_Texte fourni:_
"""

# importation playlist ipod



## yannix (23 Février 2009)

Hello,

je sais que ce sujet a été traité maintes et maintes fois, mais j'ai un soucis et je ne trouve pas la solution : j'ai utilisé des supers logiciels de transfert de musique depuis ipod vers itunes (ipod access, ipod.itunes,ipod viewver ...)
Le problème, c'est que soit il faut copier les playlists les unes après les autres, soit le soft copie les playlist mais du coup je me retrouve avec de magnifiques noms de fichiers du style ATGHUK.mp3 ...

Il y a t il une solution qui permette d'importer une playlist avec création d'un dossier du même nom de la playlist et les mp3 bien nommés?

Merci pour votre aide

Yannick


----------



## tantoillane (23 Février 2009)

La réponse est oui. J'ai trouvé ce soft en cherchant sur ce forum. Plus moyen de me souvenir du nom, mais je me rappelle que c'était un shareware donc il fallait cliquer sur un message toutes les 50 musiques importées. Mais sinon il a marché nickel. 

Regarde sur http://www.versiontracker.com/ c'est la que je l'avais téléchargé.


----------



## yannix (23 Février 2009)

arf merci pour ta réponse, en route pour le st graal!)


----------



## yannix (23 Février 2009)

ipodcopy?


----------



## yannix (23 Février 2009)

ben non c'est pareil il me copie un nom de fichier mp3 tout bizarre...


----------



## tantoillane (23 Février 2009)

yannix a dit:


> arf merci pour ta réponse, en route pour le st graal!)



arf, il suffit de faire une recherche sur VersionTracker avec iPod comme mot clef. Ensuite tu lis en travers toutes les descriptions (en gris) et en 5 minutes tu en trouves quelques-uns (il doit y en avoir d'autre).

Tu as quoi comme iPod ?

http://www.versiontracker.com/dyn/moreinfo/macosx/199894
http://www.versiontracker.com/dyn/moreinfo/macosx/27353
*http://www.versiontracker.com/dyn/moreinfo/macosx/23390* excellent mais pas avec un iPod touch
http://www.versiontracker.com/dyn/moreinfo/macosx/32235
http://www.versiontracker.com/dyn/moreinfo/macosx/30994


edit : en fait VersionTracker à même un catégorie spéciale pour ce type de soft iTunes - iPod Backup/Copy Software 

edit2 : le soft c'est Music rescue


----------

"""

_Liste à traiter:_
"""

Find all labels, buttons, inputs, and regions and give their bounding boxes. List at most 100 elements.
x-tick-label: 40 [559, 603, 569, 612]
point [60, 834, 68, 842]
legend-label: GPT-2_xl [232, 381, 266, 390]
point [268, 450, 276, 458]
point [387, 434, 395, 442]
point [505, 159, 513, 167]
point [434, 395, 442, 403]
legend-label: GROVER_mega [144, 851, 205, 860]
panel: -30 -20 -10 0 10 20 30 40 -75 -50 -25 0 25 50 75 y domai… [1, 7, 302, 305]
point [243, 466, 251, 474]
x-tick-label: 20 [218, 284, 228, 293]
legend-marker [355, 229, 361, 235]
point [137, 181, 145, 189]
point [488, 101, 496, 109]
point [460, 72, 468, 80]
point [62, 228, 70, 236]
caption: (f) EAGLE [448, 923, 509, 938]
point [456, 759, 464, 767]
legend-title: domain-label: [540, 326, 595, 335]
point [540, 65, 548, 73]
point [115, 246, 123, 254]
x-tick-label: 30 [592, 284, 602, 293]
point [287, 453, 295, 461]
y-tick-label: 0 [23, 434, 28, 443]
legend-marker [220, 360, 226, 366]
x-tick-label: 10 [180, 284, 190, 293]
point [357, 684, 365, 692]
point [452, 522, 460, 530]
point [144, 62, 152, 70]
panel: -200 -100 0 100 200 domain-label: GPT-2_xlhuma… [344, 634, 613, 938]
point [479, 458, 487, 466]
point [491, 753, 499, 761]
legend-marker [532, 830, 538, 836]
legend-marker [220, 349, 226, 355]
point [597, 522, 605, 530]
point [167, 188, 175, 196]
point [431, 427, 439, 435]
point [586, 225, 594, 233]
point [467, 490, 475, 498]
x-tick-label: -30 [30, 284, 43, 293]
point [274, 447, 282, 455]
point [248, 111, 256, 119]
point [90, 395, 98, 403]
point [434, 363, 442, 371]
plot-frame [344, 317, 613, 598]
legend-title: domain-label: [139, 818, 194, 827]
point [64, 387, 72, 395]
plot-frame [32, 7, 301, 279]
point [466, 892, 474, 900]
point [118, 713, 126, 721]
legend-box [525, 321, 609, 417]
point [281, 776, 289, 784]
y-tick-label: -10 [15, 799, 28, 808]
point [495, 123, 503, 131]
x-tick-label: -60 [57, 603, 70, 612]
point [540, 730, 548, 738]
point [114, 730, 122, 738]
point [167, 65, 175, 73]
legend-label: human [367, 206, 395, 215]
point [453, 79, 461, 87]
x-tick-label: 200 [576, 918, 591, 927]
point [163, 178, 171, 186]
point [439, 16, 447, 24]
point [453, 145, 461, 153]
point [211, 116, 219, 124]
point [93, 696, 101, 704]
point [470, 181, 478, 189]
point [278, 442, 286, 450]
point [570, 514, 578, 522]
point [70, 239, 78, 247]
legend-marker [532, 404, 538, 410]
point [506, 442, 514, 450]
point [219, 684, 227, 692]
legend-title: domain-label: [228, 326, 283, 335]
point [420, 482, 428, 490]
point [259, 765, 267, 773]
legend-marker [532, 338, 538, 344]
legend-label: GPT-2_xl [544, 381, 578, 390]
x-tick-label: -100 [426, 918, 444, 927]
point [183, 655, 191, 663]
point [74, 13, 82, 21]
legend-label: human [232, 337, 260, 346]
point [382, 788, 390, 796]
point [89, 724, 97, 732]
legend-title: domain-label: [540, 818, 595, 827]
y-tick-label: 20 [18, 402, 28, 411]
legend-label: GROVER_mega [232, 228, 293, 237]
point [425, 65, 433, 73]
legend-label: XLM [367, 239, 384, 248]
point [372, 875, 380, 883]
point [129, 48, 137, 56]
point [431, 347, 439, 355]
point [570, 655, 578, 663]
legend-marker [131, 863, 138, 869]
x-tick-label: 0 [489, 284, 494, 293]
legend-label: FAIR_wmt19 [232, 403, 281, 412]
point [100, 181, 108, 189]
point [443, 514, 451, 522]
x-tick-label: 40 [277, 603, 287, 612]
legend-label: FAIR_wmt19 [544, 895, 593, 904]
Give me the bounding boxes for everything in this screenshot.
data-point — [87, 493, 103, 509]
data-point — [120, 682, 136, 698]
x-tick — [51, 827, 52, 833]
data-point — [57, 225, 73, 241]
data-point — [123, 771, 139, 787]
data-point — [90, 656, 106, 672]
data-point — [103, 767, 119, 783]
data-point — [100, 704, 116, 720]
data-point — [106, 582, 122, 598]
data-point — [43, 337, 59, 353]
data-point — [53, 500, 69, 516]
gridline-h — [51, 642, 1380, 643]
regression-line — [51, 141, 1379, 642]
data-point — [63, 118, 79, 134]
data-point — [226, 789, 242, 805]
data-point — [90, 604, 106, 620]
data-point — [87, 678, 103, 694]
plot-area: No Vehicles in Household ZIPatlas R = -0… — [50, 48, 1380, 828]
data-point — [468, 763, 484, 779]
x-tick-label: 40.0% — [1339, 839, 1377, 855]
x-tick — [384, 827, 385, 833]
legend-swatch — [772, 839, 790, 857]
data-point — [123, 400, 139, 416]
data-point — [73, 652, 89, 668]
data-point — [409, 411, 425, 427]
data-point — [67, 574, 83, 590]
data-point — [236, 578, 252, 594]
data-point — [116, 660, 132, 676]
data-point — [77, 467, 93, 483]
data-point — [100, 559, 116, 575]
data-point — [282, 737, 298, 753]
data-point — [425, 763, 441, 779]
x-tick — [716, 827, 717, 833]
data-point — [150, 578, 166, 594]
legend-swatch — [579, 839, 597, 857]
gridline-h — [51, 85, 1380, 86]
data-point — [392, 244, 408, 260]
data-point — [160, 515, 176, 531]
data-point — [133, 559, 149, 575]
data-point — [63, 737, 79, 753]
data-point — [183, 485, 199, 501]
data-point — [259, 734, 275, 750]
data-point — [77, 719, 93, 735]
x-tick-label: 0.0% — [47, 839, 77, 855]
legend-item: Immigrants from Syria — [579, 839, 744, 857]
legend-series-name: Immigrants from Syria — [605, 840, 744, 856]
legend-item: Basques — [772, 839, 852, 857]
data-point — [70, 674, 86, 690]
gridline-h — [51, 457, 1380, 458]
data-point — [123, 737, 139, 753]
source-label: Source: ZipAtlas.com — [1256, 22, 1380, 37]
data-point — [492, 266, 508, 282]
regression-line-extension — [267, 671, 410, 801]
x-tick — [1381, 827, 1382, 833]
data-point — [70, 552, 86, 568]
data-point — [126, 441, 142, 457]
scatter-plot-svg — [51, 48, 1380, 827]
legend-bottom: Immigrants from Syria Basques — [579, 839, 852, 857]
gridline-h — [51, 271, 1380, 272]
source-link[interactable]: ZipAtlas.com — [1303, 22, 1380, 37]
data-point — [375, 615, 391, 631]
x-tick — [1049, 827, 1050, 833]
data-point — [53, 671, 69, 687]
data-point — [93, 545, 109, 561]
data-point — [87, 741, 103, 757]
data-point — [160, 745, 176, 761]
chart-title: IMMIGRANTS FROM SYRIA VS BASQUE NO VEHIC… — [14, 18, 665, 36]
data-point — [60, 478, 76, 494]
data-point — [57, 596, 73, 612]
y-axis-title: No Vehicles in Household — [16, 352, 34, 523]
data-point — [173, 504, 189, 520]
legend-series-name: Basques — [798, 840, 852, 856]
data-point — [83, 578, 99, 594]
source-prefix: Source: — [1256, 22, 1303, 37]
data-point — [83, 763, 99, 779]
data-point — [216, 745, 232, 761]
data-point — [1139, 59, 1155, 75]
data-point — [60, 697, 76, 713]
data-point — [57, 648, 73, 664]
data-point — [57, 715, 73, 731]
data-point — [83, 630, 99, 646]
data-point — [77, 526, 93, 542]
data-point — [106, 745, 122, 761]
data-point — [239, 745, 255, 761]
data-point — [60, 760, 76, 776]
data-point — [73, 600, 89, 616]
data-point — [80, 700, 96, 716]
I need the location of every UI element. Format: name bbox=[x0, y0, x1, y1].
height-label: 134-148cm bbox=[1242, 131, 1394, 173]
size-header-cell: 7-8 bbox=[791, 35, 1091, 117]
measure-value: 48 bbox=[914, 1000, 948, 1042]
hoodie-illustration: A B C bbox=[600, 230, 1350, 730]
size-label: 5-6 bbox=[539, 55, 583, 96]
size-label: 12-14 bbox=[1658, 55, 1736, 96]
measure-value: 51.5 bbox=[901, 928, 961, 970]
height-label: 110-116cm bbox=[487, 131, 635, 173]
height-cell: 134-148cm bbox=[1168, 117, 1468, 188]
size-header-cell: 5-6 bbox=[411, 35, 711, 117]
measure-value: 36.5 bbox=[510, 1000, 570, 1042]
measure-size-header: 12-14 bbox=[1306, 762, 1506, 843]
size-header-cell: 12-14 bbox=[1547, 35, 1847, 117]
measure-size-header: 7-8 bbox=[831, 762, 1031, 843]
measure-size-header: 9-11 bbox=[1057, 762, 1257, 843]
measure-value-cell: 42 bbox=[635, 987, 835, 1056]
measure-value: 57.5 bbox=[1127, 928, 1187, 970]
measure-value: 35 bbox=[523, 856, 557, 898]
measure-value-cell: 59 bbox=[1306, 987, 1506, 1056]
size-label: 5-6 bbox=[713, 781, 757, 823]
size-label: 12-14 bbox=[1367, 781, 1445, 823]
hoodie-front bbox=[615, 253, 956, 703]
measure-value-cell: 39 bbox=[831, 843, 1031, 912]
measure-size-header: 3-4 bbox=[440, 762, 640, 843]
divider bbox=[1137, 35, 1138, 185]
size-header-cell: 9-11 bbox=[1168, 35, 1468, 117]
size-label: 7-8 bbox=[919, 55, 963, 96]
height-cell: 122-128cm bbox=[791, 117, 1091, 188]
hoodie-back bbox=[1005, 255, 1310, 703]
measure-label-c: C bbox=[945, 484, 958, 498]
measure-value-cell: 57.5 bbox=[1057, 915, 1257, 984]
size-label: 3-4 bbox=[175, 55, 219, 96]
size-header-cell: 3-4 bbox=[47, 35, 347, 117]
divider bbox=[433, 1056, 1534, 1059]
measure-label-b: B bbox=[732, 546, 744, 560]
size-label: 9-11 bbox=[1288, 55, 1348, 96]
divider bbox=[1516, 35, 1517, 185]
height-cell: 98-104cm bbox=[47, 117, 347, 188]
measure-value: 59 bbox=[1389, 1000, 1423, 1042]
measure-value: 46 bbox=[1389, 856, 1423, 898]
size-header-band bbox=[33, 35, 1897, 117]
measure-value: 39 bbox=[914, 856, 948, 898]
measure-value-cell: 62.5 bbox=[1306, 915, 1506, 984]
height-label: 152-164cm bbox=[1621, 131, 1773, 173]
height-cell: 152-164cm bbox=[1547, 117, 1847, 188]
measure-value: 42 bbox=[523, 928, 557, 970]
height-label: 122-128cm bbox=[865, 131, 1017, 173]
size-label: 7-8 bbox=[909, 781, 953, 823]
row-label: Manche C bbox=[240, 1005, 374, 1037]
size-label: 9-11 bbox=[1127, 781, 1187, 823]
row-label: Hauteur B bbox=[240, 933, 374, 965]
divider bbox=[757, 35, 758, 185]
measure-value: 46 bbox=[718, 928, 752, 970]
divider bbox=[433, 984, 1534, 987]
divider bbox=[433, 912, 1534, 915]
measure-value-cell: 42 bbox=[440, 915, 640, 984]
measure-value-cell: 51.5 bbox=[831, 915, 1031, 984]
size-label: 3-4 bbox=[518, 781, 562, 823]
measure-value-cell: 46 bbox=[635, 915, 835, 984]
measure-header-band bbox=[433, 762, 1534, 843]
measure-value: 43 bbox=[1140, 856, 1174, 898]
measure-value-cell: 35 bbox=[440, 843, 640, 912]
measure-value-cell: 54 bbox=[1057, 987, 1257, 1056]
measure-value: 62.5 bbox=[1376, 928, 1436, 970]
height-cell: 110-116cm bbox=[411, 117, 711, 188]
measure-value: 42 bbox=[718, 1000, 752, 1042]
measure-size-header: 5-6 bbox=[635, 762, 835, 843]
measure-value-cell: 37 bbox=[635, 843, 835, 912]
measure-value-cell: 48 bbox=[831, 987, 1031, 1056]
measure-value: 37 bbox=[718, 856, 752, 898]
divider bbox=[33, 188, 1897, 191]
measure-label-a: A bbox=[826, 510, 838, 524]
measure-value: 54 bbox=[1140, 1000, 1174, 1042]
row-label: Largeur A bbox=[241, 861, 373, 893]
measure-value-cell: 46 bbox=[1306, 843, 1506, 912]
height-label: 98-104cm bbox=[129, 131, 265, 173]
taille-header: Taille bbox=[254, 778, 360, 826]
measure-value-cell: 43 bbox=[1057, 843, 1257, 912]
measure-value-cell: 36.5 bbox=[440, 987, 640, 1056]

"""

_Consignes:_
1 - Répondez à ces questions sur le fil consacré à l'importation de playlists iPod :
(a) Quel nom de fichier yannix cite-t-il comme exemple des noms obtenus après la copie des playlists ?
(b) Selon tantoillane, toutes les combien de musiques importées fallait-il cliquer sur un message avec le shareware ?
(c) Quel logiciel est nommé dans le second « edit » ?
2 - Reproduisez à l'identique les lignes de la liste, depuis son début jusqu'à la ligne contenant "x-tick-label: 10 [180, 284, 190, 293]", cette ligne comprise.

_Réponses aux consignes:_
1 -
(a) ATGHUK.mp3
(b) Toutes les 50 musiques importées.
(c) Music rescue

2 -
Find all labels, buttons, inputs, and regions and give their bounding boxes. List at most 100 elements.
x-tick-label: 40 [559, 603, 569, 612]
point [60, 834, 68, 842]
legend-label: GPT-2_xl [232, 381, 266, 390]
point [268, 450, 276, 458]
point [387, 434, 395, 442]
point [505, 159, 513, 167]
point [434, 395, 442, 403]
legend-label: GROVER_mega [144, 851, 205, 860]
panel: -30 -20 -10 0 10 20 30 40 -75 -50 -25 0 25 50 75 y domai… [1, 7, 302, 305]
point [243, 466, 251, 474]
x-tick-label: 20 [218, 284, 228, 293]
legend-marker [355, 229, 361, 235]
point [137, 181, 145, 189]
point [488, 101, 496, 109]
point [460, 72, 468, 80]
point [62, 228, 70, 236]
caption: (f) EAGLE [448, 923, 509, 938]
point [456, 759, 464, 767]
legend-title: domain-label: [540, 326, 595, 335]
point [540, 65, 548, 73]
point [115, 246, 123, 254]
x-tick-label: 30 [592, 284, 602, 293]
point [287, 453, 295, 461]
y-tick-label: 0 [23, 434, 28, 443]
legend-marker [220, 360, 226, 366]
x-tick-label: 10 [180, 284, 190, 293]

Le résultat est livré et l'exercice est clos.